_PROBLEM_
Your task is to copy every line of the records below that contains "vessels".

Data excerpts
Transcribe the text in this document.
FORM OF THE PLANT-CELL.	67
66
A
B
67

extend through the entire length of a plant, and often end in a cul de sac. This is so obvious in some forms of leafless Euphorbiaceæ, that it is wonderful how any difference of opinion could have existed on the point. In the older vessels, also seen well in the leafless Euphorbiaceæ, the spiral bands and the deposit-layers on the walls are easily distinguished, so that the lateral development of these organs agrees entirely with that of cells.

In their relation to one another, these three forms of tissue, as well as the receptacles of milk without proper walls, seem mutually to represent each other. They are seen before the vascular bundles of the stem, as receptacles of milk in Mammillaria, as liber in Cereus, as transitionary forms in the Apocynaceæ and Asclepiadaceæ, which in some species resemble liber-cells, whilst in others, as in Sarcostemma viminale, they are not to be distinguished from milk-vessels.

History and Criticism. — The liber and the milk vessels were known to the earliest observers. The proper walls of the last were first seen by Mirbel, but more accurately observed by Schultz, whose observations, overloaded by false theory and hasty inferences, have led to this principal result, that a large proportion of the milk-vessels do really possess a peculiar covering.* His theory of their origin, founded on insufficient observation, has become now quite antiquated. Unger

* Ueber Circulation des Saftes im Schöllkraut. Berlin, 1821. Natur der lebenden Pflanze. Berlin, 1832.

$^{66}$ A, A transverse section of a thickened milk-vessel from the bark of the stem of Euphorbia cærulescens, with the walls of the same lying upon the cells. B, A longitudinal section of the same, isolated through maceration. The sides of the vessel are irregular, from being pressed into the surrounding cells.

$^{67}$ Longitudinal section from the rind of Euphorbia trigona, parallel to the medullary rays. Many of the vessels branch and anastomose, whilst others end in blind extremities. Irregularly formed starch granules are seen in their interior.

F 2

_TASK SOLUTION_
extend through the entire length of a plant, and often end in a cul de sac. This is so obvious in some forms of leafless Euphorbiaceæ, that it is wonderful how any difference of opinion could have existed on the point. In the older vessels, also seen well in the leafless Euphorbiaceæ, the spiral bands and the deposit-layers on the walls are easily distinguished, so that the lateral development of these organs agrees entirely with that of cells.
In their relation to one another, these three forms of tissue, as well as the receptacles of milk without proper walls, seem mutually to represent each other. They are seen before the vascular bundles of the stem, as receptacles of milk in Mammillaria, as liber in Cereus, as transitionary forms in the Apocynaceæ and Asclepiadaceæ, which in some species resemble liber-cells, whilst in others, as in Sarcostemma viminale, they are not to be distinguished from milk-vessels.
History and Criticism. — The liber and the milk vessels were known to the earliest observers. The proper walls of the last were first seen by Mirbel, but more accurately observed by Schultz, whose observations, overloaded by false theory and hasty inferences, have led to this principal result, that a large proportion of the milk-vessels do really possess a peculiar covering.* His theory of their origin, founded on insufficient observation, has become now quite antiquated. Unger
$^{67}$ Longitudinal section from the rind of Euphorbia trigona, parallel to the medullary rays. Many of the vessels branch and anastomose, whilst others end in blind extremities. Irregularly formed starch granules are seen in their interior.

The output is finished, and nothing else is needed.